Collected data

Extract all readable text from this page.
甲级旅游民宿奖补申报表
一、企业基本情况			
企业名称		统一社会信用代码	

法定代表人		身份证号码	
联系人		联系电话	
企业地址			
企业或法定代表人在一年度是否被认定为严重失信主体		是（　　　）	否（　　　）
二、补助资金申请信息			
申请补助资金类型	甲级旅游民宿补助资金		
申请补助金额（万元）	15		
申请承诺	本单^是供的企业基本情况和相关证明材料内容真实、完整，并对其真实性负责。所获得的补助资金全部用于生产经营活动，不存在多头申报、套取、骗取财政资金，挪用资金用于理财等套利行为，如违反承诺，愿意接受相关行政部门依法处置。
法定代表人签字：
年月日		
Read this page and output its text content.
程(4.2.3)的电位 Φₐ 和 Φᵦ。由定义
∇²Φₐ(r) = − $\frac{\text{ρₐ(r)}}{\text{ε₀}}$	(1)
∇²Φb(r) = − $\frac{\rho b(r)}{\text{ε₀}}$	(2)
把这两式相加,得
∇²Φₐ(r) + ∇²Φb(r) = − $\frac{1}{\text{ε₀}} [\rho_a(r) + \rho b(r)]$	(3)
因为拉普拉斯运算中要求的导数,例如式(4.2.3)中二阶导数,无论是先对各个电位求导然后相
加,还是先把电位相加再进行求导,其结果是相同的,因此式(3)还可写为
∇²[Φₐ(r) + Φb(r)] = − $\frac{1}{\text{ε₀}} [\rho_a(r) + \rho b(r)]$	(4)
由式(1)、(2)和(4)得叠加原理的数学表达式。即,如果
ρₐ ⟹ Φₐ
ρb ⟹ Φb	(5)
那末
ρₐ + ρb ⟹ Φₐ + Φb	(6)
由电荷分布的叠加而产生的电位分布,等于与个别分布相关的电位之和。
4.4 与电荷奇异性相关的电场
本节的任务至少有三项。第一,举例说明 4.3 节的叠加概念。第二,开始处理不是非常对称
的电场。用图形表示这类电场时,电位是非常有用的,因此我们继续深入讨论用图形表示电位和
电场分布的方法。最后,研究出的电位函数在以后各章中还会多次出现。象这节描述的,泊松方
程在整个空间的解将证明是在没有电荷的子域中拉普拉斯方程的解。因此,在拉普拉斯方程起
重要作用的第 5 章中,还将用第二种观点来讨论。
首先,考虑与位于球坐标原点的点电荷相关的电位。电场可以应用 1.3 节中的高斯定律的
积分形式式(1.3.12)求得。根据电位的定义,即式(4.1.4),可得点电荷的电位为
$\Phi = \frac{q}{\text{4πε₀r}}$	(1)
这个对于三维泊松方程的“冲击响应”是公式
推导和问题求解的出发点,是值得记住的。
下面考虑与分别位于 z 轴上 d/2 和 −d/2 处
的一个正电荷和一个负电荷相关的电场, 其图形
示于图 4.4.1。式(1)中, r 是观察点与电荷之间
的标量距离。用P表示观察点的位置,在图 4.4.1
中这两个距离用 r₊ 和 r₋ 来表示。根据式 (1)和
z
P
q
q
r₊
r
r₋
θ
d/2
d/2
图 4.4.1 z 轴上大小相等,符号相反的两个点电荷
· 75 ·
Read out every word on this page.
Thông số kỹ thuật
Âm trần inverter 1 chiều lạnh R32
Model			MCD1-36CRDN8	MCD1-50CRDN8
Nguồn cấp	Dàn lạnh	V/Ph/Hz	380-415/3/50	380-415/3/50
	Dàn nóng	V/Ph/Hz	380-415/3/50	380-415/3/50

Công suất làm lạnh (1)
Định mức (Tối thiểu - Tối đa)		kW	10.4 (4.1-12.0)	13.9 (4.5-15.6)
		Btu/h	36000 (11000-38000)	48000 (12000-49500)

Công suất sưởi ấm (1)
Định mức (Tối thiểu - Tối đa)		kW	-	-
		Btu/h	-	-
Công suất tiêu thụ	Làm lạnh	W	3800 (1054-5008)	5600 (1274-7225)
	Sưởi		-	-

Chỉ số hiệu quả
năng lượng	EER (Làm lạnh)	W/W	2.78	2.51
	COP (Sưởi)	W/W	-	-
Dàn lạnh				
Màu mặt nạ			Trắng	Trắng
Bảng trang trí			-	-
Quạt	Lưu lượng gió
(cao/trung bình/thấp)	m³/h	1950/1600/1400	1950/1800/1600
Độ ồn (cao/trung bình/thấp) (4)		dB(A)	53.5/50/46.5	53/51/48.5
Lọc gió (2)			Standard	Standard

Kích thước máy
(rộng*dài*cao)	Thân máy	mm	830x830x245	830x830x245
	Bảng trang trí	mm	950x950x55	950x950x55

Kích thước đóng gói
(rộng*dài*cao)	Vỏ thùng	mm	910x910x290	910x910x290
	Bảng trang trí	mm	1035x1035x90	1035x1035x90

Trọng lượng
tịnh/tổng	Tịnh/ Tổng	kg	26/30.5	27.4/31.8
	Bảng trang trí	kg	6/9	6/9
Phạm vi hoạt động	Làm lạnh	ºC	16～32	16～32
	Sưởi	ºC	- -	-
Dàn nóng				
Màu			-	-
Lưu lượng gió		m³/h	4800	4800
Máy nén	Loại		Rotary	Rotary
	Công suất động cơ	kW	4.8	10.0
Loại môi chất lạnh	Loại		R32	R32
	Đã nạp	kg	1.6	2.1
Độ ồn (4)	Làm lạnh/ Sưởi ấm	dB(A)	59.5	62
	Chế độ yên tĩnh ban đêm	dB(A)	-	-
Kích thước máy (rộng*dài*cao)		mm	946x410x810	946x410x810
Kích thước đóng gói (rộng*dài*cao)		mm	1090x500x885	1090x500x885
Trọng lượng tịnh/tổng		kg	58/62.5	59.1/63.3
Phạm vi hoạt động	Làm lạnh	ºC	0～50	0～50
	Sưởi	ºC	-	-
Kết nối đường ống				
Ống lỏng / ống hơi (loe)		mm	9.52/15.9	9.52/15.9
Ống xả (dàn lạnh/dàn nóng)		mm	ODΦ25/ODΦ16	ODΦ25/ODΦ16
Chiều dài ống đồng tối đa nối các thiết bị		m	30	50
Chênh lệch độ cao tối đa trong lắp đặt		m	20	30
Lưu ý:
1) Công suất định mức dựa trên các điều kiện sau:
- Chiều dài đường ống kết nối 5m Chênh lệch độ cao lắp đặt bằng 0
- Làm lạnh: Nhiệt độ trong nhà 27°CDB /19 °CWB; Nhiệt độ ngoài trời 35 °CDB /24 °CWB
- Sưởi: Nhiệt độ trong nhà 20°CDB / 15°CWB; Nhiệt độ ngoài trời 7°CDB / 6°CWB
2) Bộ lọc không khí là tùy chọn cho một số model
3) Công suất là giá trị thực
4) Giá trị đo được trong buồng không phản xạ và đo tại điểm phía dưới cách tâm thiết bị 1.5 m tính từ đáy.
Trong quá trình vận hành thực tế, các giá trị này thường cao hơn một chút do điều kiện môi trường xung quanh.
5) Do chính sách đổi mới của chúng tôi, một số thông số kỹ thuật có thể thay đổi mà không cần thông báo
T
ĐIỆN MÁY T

WHAT NEEDS TO BE DONE — Reproduce every line from the entries that holds the word "Phạm".

RESPONSE TO THE EXERCISE —
Phạm vi hoạt động	Làm lạnh	ºC	16～32	16～32
Phạm vi hoạt động	Làm lạnh	ºC	0～50	0～50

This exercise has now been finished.